Exercise objective: Repeat the entries that follow verbatim, without any of their pictures.

* begin The data *

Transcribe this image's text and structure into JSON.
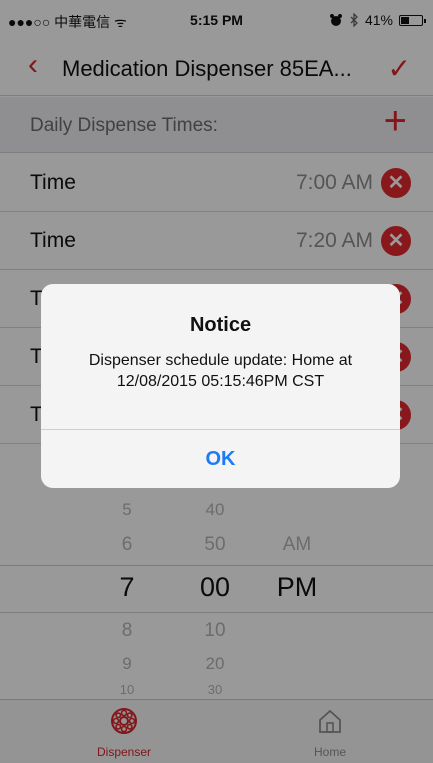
{
  "status_bar": {
    "carrier": "●●●○○ 中華電信 ᯤ",
    "time": "5:15 PM",
    "battery": "41%",
    "battery_level": 0.41,
    "alarm_icon": "alarm-icon",
    "bluetooth_icon": "bluetooth-icon"
  },
  "nav": {
    "back_icon": "‹",
    "title": "Medication Dispenser 85EA...",
    "done_icon": "✓"
  },
  "section": {
    "label": "Daily Dispense Times:",
    "add_icon": "+"
  },
  "rows": [
    {
      "label": "Time",
      "value": "7:00 AM"
    },
    {
      "label": "Time",
      "value": "7:20 AM"
    },
    {
      "label": "T",
      "value": ""
    },
    {
      "label": "T",
      "value": ""
    },
    {
      "label": "T",
      "value": ""
    }
  ],
  "delete_icon": "✕",
  "picker": {
    "hours": [
      "5",
      "6",
      "7",
      "8",
      "9",
      "10"
    ],
    "minutes": [
      "40",
      "50",
      "00",
      "10",
      "20",
      "30"
    ],
    "ampm": [
      "AM",
      "PM"
    ]
  },
  "tabs": [
    {
      "label": "Dispenser",
      "icon": "dispenser-icon",
      "active": true
    },
    {
      "label": "Home",
      "icon": "home-icon",
      "active": false
    }
  ],
  "alert": {
    "title": "Notice",
    "message": "Dispenser schedule update: Home at 12/08/2015 05:15:46PM CST",
    "button": "OK"
  },
  "colors": {
    "accent": "#d9262b",
    "link": "#1d7bf5",
    "inactive_tab": "#8e8e93"
  }
}
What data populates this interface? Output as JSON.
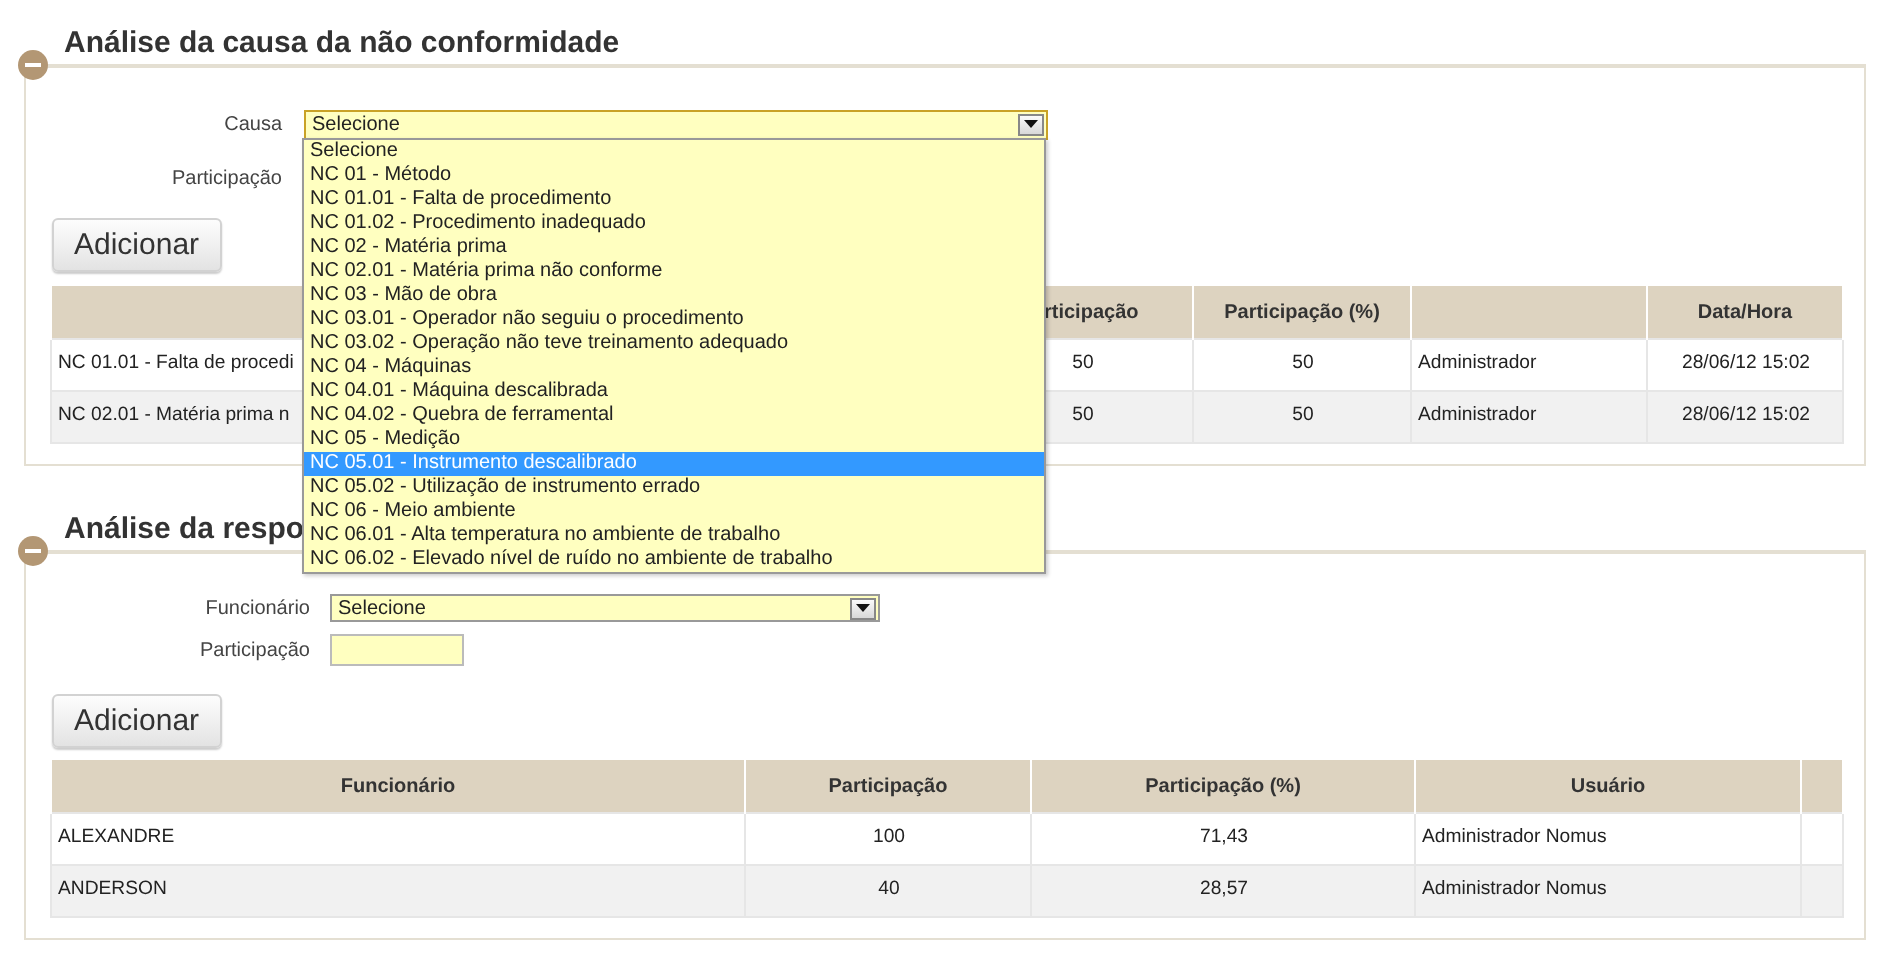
{
  "cause_analysis": {
    "title": "Análise da causa da não conformidade",
    "expanded": true,
    "fields": [
      {
        "label": "Causa",
        "kind": "select",
        "value": "Selecione"
      },
      {
        "label": "Participação",
        "kind": "covered"
      }
    ],
    "dropdown": {
      "options": [
        {
          "label": "Selecione",
          "selected": false
        },
        {
          "label": "NC 01 - Método",
          "selected": false
        },
        {
          "label": "NC 01.01 - Falta de procedimento",
          "selected": false
        },
        {
          "label": "NC 01.02 - Procedimento inadequado",
          "selected": false
        },
        {
          "label": "NC 02 - Matéria prima",
          "selected": false
        },
        {
          "label": "NC 02.01 - Matéria prima não conforme",
          "selected": false
        },
        {
          "label": "NC 03 - Mão de obra",
          "selected": false
        },
        {
          "label": "NC 03.01 - Operador não seguiu o procedimento",
          "selected": false
        },
        {
          "label": "NC 03.02 - Operação não teve treinamento adequado",
          "selected": false
        },
        {
          "label": "NC 04 - Máquinas",
          "selected": false
        },
        {
          "label": "NC 04.01 - Máquina descalibrada",
          "selected": false
        },
        {
          "label": "NC 04.02 - Quebra de ferramental",
          "selected": false
        },
        {
          "label": "NC 05 - Medição",
          "selected": false
        },
        {
          "label": "NC 05.01 - Instrumento descalibrado",
          "selected": true
        },
        {
          "label": "NC 05.02 - Utilização de instrumento errado",
          "selected": false
        },
        {
          "label": "NC 06 - Meio ambiente",
          "selected": false
        },
        {
          "label": "NC 06.01 - Alta temperatura no ambiente de trabalho",
          "selected": false
        },
        {
          "label": "NC 06.02 - Elevado nível de ruído no ambiente de trabalho",
          "selected": false
        }
      ]
    },
    "button": "Adicionar",
    "table": {
      "columns": {
        "column_2": "rticipação",
        "column_3": "Participação (%)",
        "column_5": "Data/Hora"
      },
      "rows": [
        [
          "NC 01.01 - Falta de procedi",
          "50",
          "50",
          "Administrador",
          "28/06/12 15:02"
        ],
        [
          "NC 02.01 - Matéria prima n",
          "50",
          "50",
          "Administrador",
          "28/06/12 15:02"
        ]
      ]
    }
  },
  "responsibility_analysis": {
    "title": "Análise da respo",
    "expanded": true,
    "fields": [
      {
        "label": "Funcionário",
        "kind": "select",
        "value": "Selecione"
      },
      {
        "label": "Participação",
        "kind": "text"
      }
    ],
    "button": "Adicionar",
    "table": {
      "columns": [
        "Funcionário",
        "Participação",
        "Participação (%)",
        "Usuário"
      ],
      "rows": [
        [
          "ALEXANDRE",
          "100",
          "71,43",
          "Administrador Nomus"
        ],
        [
          "ANDERSON",
          "40",
          "28,57",
          "Administrador Nomus"
        ]
      ]
    }
  }
}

* end The data *

Complete output:
Transcribe this image's text and structure into JSON.
{
  "status_bar": {
    "carrier": "●●●○○ 中華電信 ᯤ",
    "time": "5:15 PM",
    "battery": "41%",
    "battery_level": 0.41,
    "alarm_icon": "alarm-icon",
    "bluetooth_icon": "bluetooth-icon"
  },
  "nav": {
    "back_icon": "‹",
    "title": "Medication Dispenser 85EA...",
    "done_icon": "✓"
  },
  "section": {
    "label": "Daily Dispense Times:",
    "add_icon": "+"
  },
  "rows": [
    {
      "label": "Time",
      "value": "7:00 AM"
    },
    {
      "label": "Time",
      "value": "7:20 AM"
    },
    {
      "label": "T",
      "value": ""
    },
    {
      "label": "T",
      "value": ""
    },
    {
      "label": "T",
      "value": ""
    }
  ],
  "delete_icon": "✕",
  "picker": {
    "hours": [
      "5",
      "6",
      "7",
      "8",
      "9",
      "10"
    ],
    "minutes": [
      "40",
      "50",
      "00",
      "10",
      "20",
      "30"
    ],
    "ampm": [
      "AM",
      "PM"
    ]
  },
  "tabs": [
    {
      "label": "Dispenser",
      "icon": "dispenser-icon",
      "active": true
    },
    {
      "label": "Home",
      "icon": "home-icon",
      "active": false
    }
  ],
  "alert": {
    "title": "Notice",
    "message": "Dispenser schedule update: Home at 12/08/2015 05:15:46PM CST",
    "button": "OK"
  },
  "colors": {
    "accent": "#d9262b",
    "link": "#1d7bf5",
    "inactive_tab": "#8e8e93"
  }
}
What data populates this interface? Output as JSON.
{
  "cause_analysis": {
    "title": "Análise da causa da não conformidade",
    "expanded": true,
    "fields": [
      {
        "label": "Causa",
        "kind": "select",
        "value": "Selecione"
      },
      {
        "label": "Participação",
        "kind": "covered"
      }
    ],
    "dropdown": {
      "options": [
        {
          "label": "Selecione",
          "selected": false
        },
        {
          "label": "NC 01 - Método",
          "selected": false
        },
        {
          "label": "NC 01.01 - Falta de procedimento",
          "selected": false
        },
        {
          "label": "NC 01.02 - Procedimento inadequado",
          "selected": false
        },
        {
          "label": "NC 02 - Matéria prima",
          "selected": false
        },
        {
          "label": "NC 02.01 - Matéria prima não conforme",
          "selected": false
        },
        {
          "label": "NC 03 - Mão de obra",
          "selected": false
        },
        {
          "label": "NC 03.01 - Operador não seguiu o procedimento",
          "selected": false
        },
        {
          "label": "NC 03.02 - Operação não teve treinamento adequado",
          "selected": false
        },
        {
          "label": "NC 04 - Máquinas",
          "selected": false
        },
        {
          "label": "NC 04.01 - Máquina descalibrada",
          "selected": false
        },
        {
          "label": "NC 04.02 - Quebra de ferramental",
          "selected": false
        },
        {
          "label": "NC 05 - Medição",
          "selected": false
        },
        {
          "label": "NC 05.01 - Instrumento descalibrado",
          "selected": true
        },
        {
          "label": "NC 05.02 - Utilização de instrumento errado",
          "selected": false
        },
        {
          "label": "NC 06 - Meio ambiente",
          "selected": false
        },
        {
          "label": "NC 06.01 - Alta temperatura no ambiente de trabalho",
          "selected": false
        },
        {
          "label": "NC 06.02 - Elevado nível de ruído no ambiente de trabalho",
          "selected": false
        }
      ]
    },
    "button": "Adicionar",
    "table": {
      "columns": {
        "column_2": "rticipação",
        "column_3": "Participação (%)",
        "column_5": "Data/Hora"
      },
      "rows": [
        [
          "NC 01.01 - Falta de procedi",
          "50",
          "50",
          "Administrador",
          "28/06/12 15:02"
        ],
        [
          "NC 02.01 - Matéria prima n",
          "50",
          "50",
          "Administrador",
          "28/06/12 15:02"
        ]
      ]
    }
  },
  "responsibility_analysis": {
    "title": "Análise da respo",
    "expanded": true,
    "fields": [
      {
        "label": "Funcionário",
        "kind": "select",
        "value": "Selecione"
      },
      {
        "label": "Participação",
        "kind": "text"
      }
    ],
    "button": "Adicionar",
    "table": {
      "columns": [
        "Funcionário",
        "Participação",
        "Participação (%)",
        "Usuário"
      ],
      "rows": [
        [
          "ALEXANDRE",
          "100",
          "71,43",
          "Administrador Nomus"
        ],
        [
          "ANDERSON",
          "40",
          "28,57",
          "Administrador Nomus"
        ]
      ]
    }
  }
}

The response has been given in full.